## Dataset entries

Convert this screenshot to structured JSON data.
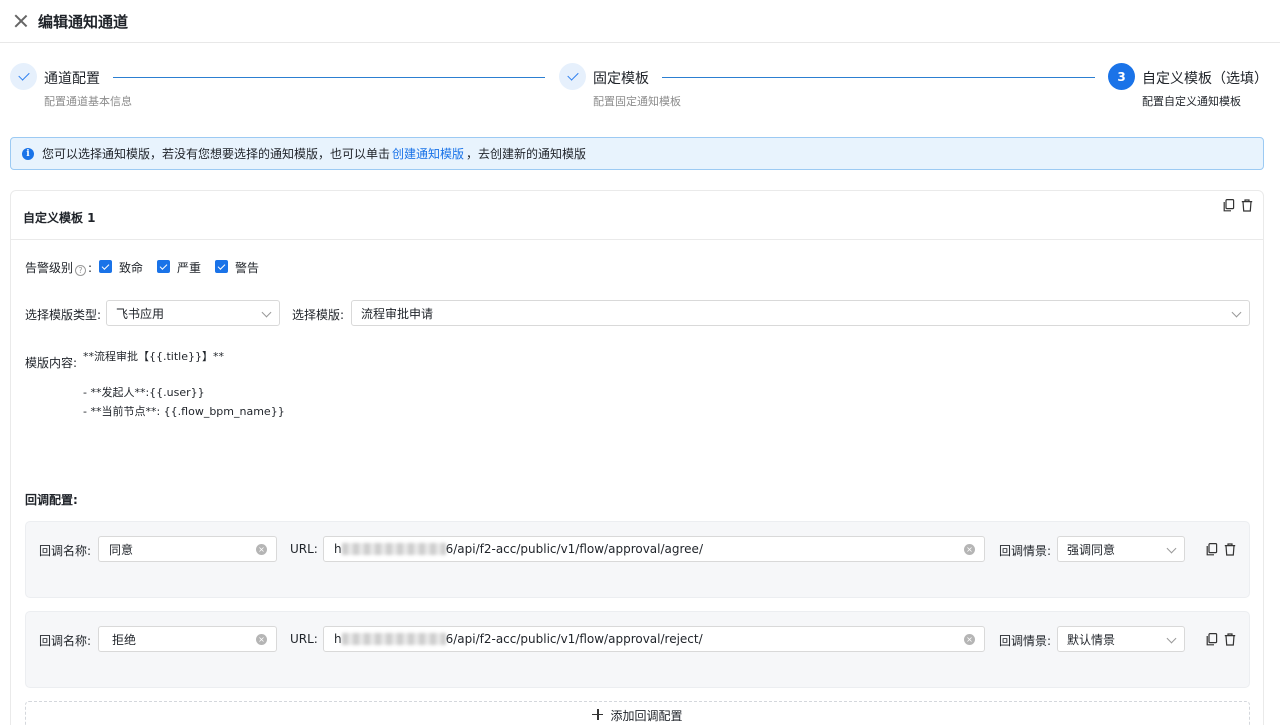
{
  "header": {
    "title": "编辑通知通道"
  },
  "steps": [
    {
      "title": "通道配置",
      "subtitle": "配置通道基本信息",
      "status": "done"
    },
    {
      "title": "固定模板",
      "subtitle": "配置固定通知模板",
      "status": "done"
    },
    {
      "number": "3",
      "title": "自定义模板（选填）",
      "subtitle": "配置自定义通知模板",
      "status": "active"
    }
  ],
  "alert": {
    "prefix": "您可以选择通知模版，若没有您想要选择的通知模版，也可以单击",
    "link": "创建通知模版",
    "suffix": "，去创建新的通知模版"
  },
  "card": {
    "title": "自定义模板 1",
    "alert_level_label": "告警级别",
    "alert_level_suffix": ":",
    "levels": [
      "致命",
      "严重",
      "警告"
    ],
    "template_type_label": "选择模版类型:",
    "template_type_value": "飞书应用",
    "template_label": "选择模版:",
    "template_value": "流程审批申请",
    "content_label": "模版内容:",
    "content_lines": [
      "**流程审批【{{.title}}】**",
      "",
      "- **发起人**:{{.user}}",
      "- **当前节点**: {{.flow_bpm_name}}"
    ],
    "callback_section_label": "回调配置:",
    "callbacks": [
      {
        "name_label": "回调名称:",
        "name": "同意",
        "url_label": "URL:",
        "url_prefix": "h",
        "url_suffix": "6/api/f2-acc/public/v1/flow/approval/agree/",
        "scene_label": "回调情景:",
        "scene": "强调同意"
      },
      {
        "name_label": "回调名称:",
        "name": "拒绝",
        "url_label": "URL:",
        "url_prefix": "h",
        "url_suffix": "6/api/f2-acc/public/v1/flow/approval/reject/",
        "scene_label": "回调情景:",
        "scene": "默认情景"
      }
    ],
    "add_callback_label": "添加回调配置"
  },
  "colors": {
    "primary": "#1a73e8",
    "alert_bg": "#e8f3fd",
    "step_line": "#2c7fd1"
  }
}
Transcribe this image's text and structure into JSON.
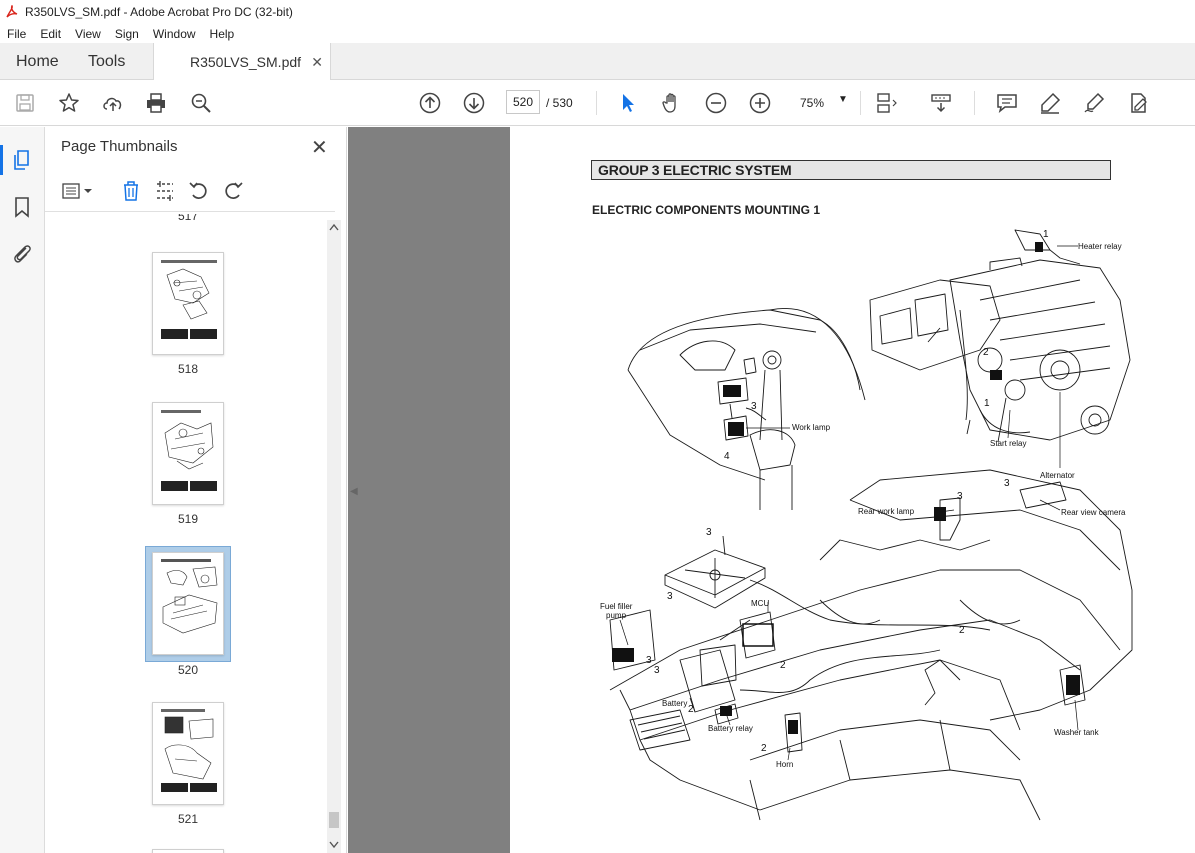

## EXERCISE
Pictures in the records above are left out; print everything else exactly as written.

## OUTPUT FOR THIS TASK
Convert this screenshot to structured JSON data.
{
  "header": {
    "title": "编辑通知通道"
  },
  "steps": [
    {
      "title": "通道配置",
      "subtitle": "配置通道基本信息",
      "status": "done"
    },
    {
      "title": "固定模板",
      "subtitle": "配置固定通知模板",
      "status": "done"
    },
    {
      "number": "3",
      "title": "自定义模板（选填）",
      "subtitle": "配置自定义通知模板",
      "status": "active"
    }
  ],
  "alert": {
    "prefix": "您可以选择通知模版，若没有您想要选择的通知模版，也可以单击",
    "link": "创建通知模版",
    "suffix": "，去创建新的通知模版"
  },
  "card": {
    "title": "自定义模板 1",
    "alert_level_label": "告警级别",
    "alert_level_suffix": ":",
    "levels": [
      "致命",
      "严重",
      "警告"
    ],
    "template_type_label": "选择模版类型:",
    "template_type_value": "飞书应用",
    "template_label": "选择模版:",
    "template_value": "流程审批申请",
    "content_label": "模版内容:",
    "content_lines": [
      "**流程审批【{{.title}}】**",
      "",
      "- **发起人**:{{.user}}",
      "- **当前节点**: {{.flow_bpm_name}}"
    ],
    "callback_section_label": "回调配置:",
    "callbacks": [
      {
        "name_label": "回调名称:",
        "name": "同意",
        "url_label": "URL:",
        "url_prefix": "h",
        "url_suffix": "6/api/f2-acc/public/v1/flow/approval/agree/",
        "scene_label": "回调情景:",
        "scene": "强调同意"
      },
      {
        "name_label": "回调名称:",
        "name": "拒绝",
        "url_label": "URL:",
        "url_prefix": "h",
        "url_suffix": "6/api/f2-acc/public/v1/flow/approval/reject/",
        "scene_label": "回调情景:",
        "scene": "默认情景"
      }
    ],
    "add_callback_label": "添加回调配置"
  },
  "colors": {
    "primary": "#1a73e8",
    "alert_bg": "#e8f3fd",
    "step_line": "#2c7fd1"
  }
}
Transcribe this image's text and structure into JSON.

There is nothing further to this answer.